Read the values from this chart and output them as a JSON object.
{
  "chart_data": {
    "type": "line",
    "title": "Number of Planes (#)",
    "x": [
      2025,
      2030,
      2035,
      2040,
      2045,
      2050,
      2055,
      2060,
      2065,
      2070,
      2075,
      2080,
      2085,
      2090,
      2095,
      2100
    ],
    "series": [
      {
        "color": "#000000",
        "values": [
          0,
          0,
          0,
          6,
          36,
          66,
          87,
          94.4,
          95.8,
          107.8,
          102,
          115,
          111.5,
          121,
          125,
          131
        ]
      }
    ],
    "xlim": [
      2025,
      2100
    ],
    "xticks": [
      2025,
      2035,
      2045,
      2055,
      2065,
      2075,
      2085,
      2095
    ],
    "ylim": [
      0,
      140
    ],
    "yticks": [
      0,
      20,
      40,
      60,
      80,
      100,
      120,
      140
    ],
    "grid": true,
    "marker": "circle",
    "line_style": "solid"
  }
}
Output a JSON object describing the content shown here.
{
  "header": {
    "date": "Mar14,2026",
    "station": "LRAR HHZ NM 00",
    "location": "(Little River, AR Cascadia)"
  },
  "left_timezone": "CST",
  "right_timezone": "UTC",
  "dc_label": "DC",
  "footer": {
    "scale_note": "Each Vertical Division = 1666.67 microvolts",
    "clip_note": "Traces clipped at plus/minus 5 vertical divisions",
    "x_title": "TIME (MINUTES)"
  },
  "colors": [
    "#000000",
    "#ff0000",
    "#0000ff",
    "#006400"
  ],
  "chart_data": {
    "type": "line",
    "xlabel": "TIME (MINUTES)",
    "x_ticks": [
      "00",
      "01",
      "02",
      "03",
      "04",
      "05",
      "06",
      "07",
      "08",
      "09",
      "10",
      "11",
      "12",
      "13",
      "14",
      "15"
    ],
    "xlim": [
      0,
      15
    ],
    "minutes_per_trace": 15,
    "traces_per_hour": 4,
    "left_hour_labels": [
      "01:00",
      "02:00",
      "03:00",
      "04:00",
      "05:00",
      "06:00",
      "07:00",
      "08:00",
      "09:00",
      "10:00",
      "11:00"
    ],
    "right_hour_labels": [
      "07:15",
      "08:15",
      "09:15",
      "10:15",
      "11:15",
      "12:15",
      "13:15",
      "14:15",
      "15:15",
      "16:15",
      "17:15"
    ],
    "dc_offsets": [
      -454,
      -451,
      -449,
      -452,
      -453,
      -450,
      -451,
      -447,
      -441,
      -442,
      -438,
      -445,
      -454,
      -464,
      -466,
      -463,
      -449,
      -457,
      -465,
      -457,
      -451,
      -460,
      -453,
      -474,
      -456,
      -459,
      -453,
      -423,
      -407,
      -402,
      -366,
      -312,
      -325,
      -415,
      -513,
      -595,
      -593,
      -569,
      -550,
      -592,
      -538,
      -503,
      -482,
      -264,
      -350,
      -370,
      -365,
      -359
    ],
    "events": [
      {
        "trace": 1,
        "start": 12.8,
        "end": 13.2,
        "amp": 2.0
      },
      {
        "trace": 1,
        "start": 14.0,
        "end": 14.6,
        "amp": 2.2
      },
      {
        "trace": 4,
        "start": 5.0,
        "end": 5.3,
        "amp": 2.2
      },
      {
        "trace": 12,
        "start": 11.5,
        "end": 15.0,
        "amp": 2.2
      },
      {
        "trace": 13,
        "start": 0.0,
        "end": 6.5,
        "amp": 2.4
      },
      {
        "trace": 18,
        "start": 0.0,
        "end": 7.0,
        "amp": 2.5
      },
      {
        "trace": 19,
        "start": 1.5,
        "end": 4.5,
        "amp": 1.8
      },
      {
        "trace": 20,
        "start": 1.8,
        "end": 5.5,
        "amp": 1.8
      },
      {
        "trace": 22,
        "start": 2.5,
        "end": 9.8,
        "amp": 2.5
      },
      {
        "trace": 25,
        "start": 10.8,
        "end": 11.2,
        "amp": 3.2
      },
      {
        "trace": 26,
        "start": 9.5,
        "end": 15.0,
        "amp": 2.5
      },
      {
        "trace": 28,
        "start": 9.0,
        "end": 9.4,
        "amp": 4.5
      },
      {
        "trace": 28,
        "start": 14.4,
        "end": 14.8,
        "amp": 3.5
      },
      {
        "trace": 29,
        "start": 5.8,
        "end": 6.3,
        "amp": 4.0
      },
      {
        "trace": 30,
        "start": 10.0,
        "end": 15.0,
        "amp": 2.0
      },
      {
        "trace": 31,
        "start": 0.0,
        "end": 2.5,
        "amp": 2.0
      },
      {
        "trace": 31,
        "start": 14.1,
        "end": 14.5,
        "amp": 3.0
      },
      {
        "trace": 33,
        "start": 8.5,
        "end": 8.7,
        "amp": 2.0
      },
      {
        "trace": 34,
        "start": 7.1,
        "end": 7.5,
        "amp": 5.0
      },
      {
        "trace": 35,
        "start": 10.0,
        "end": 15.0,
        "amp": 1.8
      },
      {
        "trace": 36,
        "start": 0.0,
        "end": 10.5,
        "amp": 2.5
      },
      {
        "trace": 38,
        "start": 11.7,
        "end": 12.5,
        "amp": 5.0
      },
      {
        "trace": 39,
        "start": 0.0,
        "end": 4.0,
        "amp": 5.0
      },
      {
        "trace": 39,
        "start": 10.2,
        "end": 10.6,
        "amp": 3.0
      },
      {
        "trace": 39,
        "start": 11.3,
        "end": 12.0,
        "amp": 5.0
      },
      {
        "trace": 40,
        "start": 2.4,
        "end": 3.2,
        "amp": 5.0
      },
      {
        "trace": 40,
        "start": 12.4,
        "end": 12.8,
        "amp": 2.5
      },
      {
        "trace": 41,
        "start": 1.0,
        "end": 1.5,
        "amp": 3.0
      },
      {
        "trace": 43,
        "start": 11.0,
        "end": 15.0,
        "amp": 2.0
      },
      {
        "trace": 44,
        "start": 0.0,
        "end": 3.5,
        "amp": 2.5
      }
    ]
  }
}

————

■ Prompt
Collect each line holding the string "JSON".

■ Correct answer
Read the values from this chart and output them as a JSON object.
Output a JSON object describing the content shown here.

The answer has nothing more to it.